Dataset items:

---------------

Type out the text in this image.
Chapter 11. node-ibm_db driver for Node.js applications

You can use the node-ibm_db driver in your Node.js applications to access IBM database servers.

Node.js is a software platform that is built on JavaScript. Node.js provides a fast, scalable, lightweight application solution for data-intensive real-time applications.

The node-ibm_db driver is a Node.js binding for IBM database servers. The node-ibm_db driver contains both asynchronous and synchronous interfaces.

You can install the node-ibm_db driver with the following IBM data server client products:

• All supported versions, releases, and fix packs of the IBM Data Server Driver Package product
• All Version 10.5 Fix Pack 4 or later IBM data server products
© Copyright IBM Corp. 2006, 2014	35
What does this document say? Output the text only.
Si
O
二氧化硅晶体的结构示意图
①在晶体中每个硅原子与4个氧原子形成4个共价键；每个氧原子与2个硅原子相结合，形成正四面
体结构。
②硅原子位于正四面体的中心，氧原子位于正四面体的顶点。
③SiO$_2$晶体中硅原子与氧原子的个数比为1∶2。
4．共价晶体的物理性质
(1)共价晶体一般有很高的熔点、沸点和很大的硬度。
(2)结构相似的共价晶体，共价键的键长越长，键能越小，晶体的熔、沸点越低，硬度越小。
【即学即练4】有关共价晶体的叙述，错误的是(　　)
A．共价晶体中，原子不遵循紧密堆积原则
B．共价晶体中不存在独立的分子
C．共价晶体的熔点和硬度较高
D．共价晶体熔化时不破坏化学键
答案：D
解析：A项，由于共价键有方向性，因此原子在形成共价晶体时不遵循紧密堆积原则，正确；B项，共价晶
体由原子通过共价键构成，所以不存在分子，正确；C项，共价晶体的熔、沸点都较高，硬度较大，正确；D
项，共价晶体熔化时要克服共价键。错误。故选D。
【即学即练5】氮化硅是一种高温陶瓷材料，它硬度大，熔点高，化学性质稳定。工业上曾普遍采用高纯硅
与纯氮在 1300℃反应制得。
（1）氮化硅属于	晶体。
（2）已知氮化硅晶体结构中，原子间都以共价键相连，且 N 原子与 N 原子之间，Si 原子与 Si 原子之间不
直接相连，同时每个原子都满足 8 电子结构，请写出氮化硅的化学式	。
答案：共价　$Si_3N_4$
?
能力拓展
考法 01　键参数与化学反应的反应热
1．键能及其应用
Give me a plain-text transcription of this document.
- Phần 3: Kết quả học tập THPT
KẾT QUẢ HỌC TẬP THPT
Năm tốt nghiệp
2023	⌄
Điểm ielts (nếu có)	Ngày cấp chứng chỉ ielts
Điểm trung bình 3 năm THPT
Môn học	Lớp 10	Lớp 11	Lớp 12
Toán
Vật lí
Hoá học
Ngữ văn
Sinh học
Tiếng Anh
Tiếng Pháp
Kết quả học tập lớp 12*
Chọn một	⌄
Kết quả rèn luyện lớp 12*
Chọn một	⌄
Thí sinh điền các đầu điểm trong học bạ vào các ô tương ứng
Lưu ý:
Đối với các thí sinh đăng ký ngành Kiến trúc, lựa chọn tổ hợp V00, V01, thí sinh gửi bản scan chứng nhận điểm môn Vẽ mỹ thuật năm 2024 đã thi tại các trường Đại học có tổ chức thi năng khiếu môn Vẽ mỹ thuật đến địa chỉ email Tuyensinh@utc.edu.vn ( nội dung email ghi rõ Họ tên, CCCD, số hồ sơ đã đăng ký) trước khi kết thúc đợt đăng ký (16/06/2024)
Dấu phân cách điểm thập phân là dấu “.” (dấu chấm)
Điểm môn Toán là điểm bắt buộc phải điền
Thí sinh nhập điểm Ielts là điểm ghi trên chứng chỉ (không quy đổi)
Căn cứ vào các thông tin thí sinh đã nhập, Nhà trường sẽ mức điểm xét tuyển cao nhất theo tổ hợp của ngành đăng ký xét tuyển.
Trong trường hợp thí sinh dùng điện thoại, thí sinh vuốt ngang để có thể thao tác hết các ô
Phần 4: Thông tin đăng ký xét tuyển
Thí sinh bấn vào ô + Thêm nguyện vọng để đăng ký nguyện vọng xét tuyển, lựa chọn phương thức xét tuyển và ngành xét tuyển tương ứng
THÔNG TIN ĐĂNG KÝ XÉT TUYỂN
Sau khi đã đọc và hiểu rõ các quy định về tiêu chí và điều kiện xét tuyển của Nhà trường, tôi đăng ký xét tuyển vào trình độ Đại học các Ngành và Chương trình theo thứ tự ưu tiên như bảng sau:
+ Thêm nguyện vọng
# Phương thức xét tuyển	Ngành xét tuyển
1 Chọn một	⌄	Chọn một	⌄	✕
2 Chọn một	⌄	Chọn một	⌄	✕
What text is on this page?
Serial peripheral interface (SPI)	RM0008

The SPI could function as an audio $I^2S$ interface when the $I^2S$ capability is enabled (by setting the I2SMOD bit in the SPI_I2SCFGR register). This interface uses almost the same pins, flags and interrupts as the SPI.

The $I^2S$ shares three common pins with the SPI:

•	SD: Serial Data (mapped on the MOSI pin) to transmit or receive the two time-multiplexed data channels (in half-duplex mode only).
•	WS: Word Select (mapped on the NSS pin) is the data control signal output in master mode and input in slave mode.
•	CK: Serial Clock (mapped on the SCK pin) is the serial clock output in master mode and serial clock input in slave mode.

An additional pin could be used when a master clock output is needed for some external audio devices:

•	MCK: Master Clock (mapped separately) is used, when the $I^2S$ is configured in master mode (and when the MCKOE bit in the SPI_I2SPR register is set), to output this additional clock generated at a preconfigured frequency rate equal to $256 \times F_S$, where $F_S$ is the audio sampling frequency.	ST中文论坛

---------------

PROMPT:
Locate the line with "What text is on this page?" in the entries above; extract it and every line after it, verbatim.

ANSWER TO THE TASK:
What text is on this page?
Serial peripheral interface (SPI)	RM0008

The SPI could function as an audio $I^2S$ interface when the $I^2S$ capability is enabled (by setting the I2SMOD bit in the SPI_I2SCFGR register). This interface uses almost the same pins, flags and interrupts as the SPI.

The $I^2S$ shares three common pins with the SPI:

•	SD: Serial Data (mapped on the MOSI pin) to transmit or receive the two time-multiplexed data channels (in half-duplex mode only).
•	WS: Word Select (mapped on the NSS pin) is the data control signal output in master mode and input in slave mode.
•	CK: Serial Clock (mapped on the SCK pin) is the serial clock output in master mode and serial clock input in slave mode.

An additional pin could be used when a master clock output is needed for some external audio devices:

•	MCK: Master Clock (mapped separately) is used, when the $I^2S$ is configured in master mode (and when the MCKOE bit in the SPI_I2SPR register is set), to output this additional clock generated at a preconfigured frequency rate equal to $256 \times F_S$, where $F_S$ is the audio sampling frequency.	ST中文论坛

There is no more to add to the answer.